> _Goal_
Using the listing below, report all lines holding the word "name".

# # # # # # #

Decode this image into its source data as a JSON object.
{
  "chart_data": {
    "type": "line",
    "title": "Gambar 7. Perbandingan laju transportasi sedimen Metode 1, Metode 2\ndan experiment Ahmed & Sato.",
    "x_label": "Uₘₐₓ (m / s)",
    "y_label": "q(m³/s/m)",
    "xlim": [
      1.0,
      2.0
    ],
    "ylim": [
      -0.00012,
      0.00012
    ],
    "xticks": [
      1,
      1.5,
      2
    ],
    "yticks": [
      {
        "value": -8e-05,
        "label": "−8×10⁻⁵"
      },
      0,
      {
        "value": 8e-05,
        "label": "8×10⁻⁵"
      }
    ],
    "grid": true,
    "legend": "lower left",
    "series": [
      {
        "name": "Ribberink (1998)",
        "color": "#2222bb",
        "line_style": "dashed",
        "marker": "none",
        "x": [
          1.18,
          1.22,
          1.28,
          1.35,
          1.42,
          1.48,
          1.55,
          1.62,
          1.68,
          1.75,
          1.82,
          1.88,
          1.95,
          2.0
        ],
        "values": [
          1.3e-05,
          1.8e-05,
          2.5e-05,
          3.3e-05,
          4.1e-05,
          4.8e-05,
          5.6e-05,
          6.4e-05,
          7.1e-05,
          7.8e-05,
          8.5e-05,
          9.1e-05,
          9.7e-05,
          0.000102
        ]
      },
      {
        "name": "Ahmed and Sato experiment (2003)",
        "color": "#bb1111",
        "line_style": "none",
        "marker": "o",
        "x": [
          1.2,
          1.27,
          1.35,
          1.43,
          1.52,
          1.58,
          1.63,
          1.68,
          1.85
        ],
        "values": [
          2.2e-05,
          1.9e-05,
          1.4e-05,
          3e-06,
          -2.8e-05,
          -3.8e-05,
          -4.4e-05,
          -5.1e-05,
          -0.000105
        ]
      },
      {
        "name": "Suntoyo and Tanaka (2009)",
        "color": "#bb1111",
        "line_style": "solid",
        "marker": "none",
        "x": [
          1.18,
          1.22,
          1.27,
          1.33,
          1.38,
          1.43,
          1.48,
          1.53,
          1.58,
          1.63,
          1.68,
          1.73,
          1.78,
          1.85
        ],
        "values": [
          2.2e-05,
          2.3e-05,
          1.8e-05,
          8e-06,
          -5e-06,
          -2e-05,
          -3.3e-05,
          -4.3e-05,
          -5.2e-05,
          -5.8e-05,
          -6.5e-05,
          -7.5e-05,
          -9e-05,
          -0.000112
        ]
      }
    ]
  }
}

# # # # # # #

> _Complete answer_
        "name": "Ribberink (1998)",
        "name": "Ahmed and Sato experiment (2003)",
        "name": "Suntoyo and Tanaka (2009)",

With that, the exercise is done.